### [What to produce]
What follows are records. Restate all of them word for word.

### [Dataset entries on figures]
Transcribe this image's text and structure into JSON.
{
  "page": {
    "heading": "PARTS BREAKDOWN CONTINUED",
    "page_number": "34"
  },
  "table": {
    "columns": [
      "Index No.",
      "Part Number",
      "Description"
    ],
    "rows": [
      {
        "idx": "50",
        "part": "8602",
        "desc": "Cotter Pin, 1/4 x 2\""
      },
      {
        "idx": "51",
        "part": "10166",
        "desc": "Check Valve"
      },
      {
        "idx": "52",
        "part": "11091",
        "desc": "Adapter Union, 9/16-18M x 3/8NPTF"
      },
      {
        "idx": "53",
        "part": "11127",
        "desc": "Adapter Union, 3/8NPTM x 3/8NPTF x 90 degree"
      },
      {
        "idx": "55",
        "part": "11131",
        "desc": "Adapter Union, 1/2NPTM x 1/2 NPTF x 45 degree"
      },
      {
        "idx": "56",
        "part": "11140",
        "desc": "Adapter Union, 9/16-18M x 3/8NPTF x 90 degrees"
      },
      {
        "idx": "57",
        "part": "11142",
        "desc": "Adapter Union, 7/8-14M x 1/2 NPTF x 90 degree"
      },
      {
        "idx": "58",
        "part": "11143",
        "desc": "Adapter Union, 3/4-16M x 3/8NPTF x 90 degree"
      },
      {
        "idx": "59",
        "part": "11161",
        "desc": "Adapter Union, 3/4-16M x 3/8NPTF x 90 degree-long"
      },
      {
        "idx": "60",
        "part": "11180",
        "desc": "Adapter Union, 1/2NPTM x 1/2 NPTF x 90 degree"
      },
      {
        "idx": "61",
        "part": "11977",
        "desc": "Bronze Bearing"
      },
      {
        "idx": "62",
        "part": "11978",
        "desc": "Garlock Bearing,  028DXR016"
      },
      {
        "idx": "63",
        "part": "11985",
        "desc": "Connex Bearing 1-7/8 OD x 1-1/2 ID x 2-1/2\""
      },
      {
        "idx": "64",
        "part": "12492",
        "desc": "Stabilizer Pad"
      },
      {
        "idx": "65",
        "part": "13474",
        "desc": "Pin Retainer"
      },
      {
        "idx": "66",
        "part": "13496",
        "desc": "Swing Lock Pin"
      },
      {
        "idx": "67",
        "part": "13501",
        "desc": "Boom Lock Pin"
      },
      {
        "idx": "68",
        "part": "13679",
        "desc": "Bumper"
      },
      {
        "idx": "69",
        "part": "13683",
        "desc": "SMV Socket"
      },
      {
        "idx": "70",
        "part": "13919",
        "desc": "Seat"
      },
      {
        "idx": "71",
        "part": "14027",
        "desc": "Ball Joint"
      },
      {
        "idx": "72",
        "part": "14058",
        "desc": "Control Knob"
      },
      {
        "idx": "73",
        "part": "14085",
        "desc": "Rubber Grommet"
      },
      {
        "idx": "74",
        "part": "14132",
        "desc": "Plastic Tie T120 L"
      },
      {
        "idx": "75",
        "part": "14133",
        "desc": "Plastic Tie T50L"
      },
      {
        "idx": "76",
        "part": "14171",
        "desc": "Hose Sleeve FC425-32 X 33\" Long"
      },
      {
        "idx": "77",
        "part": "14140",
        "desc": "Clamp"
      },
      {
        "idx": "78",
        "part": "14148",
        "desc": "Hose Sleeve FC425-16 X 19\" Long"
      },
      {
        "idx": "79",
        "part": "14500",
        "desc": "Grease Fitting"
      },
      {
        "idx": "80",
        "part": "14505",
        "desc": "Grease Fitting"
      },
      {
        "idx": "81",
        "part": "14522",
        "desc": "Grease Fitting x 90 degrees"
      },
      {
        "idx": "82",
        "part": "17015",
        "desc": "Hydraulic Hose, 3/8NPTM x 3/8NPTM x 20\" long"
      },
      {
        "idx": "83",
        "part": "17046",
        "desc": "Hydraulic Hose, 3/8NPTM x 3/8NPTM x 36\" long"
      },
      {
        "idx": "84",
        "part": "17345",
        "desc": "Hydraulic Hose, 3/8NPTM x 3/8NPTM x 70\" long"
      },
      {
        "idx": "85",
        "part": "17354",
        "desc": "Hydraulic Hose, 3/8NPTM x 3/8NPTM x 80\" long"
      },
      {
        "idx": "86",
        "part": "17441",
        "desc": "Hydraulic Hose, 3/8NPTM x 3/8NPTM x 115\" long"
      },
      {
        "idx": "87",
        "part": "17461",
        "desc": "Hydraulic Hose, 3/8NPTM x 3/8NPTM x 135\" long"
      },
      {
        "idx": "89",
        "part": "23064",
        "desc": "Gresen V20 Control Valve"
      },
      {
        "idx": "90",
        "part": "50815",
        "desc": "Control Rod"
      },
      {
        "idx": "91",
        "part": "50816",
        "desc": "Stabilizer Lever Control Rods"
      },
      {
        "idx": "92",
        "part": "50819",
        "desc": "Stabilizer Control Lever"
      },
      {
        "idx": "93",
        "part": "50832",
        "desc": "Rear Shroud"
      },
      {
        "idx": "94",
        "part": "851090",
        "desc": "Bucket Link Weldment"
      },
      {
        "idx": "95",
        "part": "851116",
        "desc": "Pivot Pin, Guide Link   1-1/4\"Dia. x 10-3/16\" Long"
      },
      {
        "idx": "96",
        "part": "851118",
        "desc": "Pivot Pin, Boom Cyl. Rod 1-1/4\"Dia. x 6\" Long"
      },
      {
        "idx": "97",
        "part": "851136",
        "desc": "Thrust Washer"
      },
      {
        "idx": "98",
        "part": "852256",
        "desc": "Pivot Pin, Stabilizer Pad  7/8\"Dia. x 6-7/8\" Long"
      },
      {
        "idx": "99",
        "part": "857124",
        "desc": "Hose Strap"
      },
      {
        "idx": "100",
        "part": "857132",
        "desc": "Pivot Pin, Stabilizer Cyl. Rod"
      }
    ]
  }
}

### [Worked answer]
Transcribe this image's text and structure into JSON.
{
  "page": {
    "heading": "PARTS BREAKDOWN CONTINUED",
    "page_number": "34"
  },
  "table": {
    "columns": [
      "Index No.",
      "Part Number",
      "Description"
    ],
    "rows": [
      {
        "idx": "50",
        "part": "8602",
        "desc": "Cotter Pin, 1/4 x 2\""
      },
      {
        "idx": "51",
        "part": "10166",
        "desc": "Check Valve"
      },
      {
        "idx": "52",
        "part": "11091",
        "desc": "Adapter Union, 9/16-18M x 3/8NPTF"
      },
      {
        "idx": "53",
        "part": "11127",
        "desc": "Adapter Union, 3/8NPTM x 3/8NPTF x 90 degree"
      },
      {
        "idx": "55",
        "part": "11131",
        "desc": "Adapter Union, 1/2NPTM x 1/2 NPTF x 45 degree"
      },
      {
        "idx": "56",
        "part": "11140",
        "desc": "Adapter Union, 9/16-18M x 3/8NPTF x 90 degrees"
      },
      {
        "idx": "57",
        "part": "11142",
        "desc": "Adapter Union, 7/8-14M x 1/2 NPTF x 90 degree"
      },
      {
        "idx": "58",
        "part": "11143",
        "desc": "Adapter Union, 3/4-16M x 3/8NPTF x 90 degree"
      },
      {
        "idx": "59",
        "part": "11161",
        "desc": "Adapter Union, 3/4-16M x 3/8NPTF x 90 degree-long"
      },
      {
        "idx": "60",
        "part": "11180",
        "desc": "Adapter Union, 1/2NPTM x 1/2 NPTF x 90 degree"
      },
      {
        "idx": "61",
        "part": "11977",
        "desc": "Bronze Bearing"
      },
      {
        "idx": "62",
        "part": "11978",
        "desc": "Garlock Bearing,  028DXR016"
      },
      {
        "idx": "63",
        "part": "11985",
        "desc": "Connex Bearing 1-7/8 OD x 1-1/2 ID x 2-1/2\""
      },
      {
        "idx": "64",
        "part": "12492",
        "desc": "Stabilizer Pad"
      },
      {
        "idx": "65",
        "part": "13474",
        "desc": "Pin Retainer"
      },
      {
        "idx": "66",
        "part": "13496",
        "desc": "Swing Lock Pin"
      },
      {
        "idx": "67",
        "part": "13501",
        "desc": "Boom Lock Pin"
      },
      {
        "idx": "68",
        "part": "13679",
        "desc": "Bumper"
      },
      {
        "idx": "69",
        "part": "13683",
        "desc": "SMV Socket"
      },
      {
        "idx": "70",
        "part": "13919",
        "desc": "Seat"
      },
      {
        "idx": "71",
        "part": "14027",
        "desc": "Ball Joint"
      },
      {
        "idx": "72",
        "part": "14058",
        "desc": "Control Knob"
      },
      {
        "idx": "73",
        "part": "14085",
        "desc": "Rubber Grommet"
      },
      {
        "idx": "74",
        "part": "14132",
        "desc": "Plastic Tie T120 L"
      },
      {
        "idx": "75",
        "part": "14133",
        "desc": "Plastic Tie T50L"
      },
      {
        "idx": "76",
        "part": "14171",
        "desc": "Hose Sleeve FC425-32 X 33\" Long"
      },
      {
        "idx": "77",
        "part": "14140",
        "desc": "Clamp"
      },
      {
        "idx": "78",
        "part": "14148",
        "desc": "Hose Sleeve FC425-16 X 19\" Long"
      },
      {
        "idx": "79",
        "part": "14500",
        "desc": "Grease Fitting"
      },
      {
        "idx": "80",
        "part": "14505",
        "desc": "Grease Fitting"
      },
      {
        "idx": "81",
        "part": "14522",
        "desc": "Grease Fitting x 90 degrees"
      },
      {
        "idx": "82",
        "part": "17015",
        "desc": "Hydraulic Hose, 3/8NPTM x 3/8NPTM x 20\" long"
      },
      {
        "idx": "83",
        "part": "17046",
        "desc": "Hydraulic Hose, 3/8NPTM x 3/8NPTM x 36\" long"
      },
      {
        "idx": "84",
        "part": "17345",
        "desc": "Hydraulic Hose, 3/8NPTM x 3/8NPTM x 70\" long"
      },
      {
        "idx": "85",
        "part": "17354",
        "desc": "Hydraulic Hose, 3/8NPTM x 3/8NPTM x 80\" long"
      },
      {
        "idx": "86",
        "part": "17441",
        "desc": "Hydraulic Hose, 3/8NPTM x 3/8NPTM x 115\" long"
      },
      {
        "idx": "87",
        "part": "17461",
        "desc": "Hydraulic Hose, 3/8NPTM x 3/8NPTM x 135\" long"
      },
      {
        "idx": "89",
        "part": "23064",
        "desc": "Gresen V20 Control Valve"
      },
      {
        "idx": "90",
        "part": "50815",
        "desc": "Control Rod"
      },
      {
        "idx": "91",
        "part": "50816",
        "desc": "Stabilizer Lever Control Rods"
      },
      {
        "idx": "92",
        "part": "50819",
        "desc": "Stabilizer Control Lever"
      },
      {
        "idx": "93",
        "part": "50832",
        "desc": "Rear Shroud"
      },
      {
        "idx": "94",
        "part": "851090",
        "desc": "Bucket Link Weldment"
      },
      {
        "idx": "95",
        "part": "851116",
        "desc": "Pivot Pin, Guide Link   1-1/4\"Dia. x 10-3/16\" Long"
      },
      {
        "idx": "96",
        "part": "851118",
        "desc": "Pivot Pin, Boom Cyl. Rod 1-1/4\"Dia. x 6\" Long"
      },
      {
        "idx": "97",
        "part": "851136",
        "desc": "Thrust Washer"
      },
      {
        "idx": "98",
        "part": "852256",
        "desc": "Pivot Pin, Stabilizer Pad  7/8\"Dia. x 6-7/8\" Long"
      },
      {
        "idx": "99",
        "part": "857124",
        "desc": "Hose Strap"
      },
      {
        "idx": "100",
        "part": "857132",
        "desc": "Pivot Pin, Stabilizer Cyl. Rod"
      }
    ]
  }
}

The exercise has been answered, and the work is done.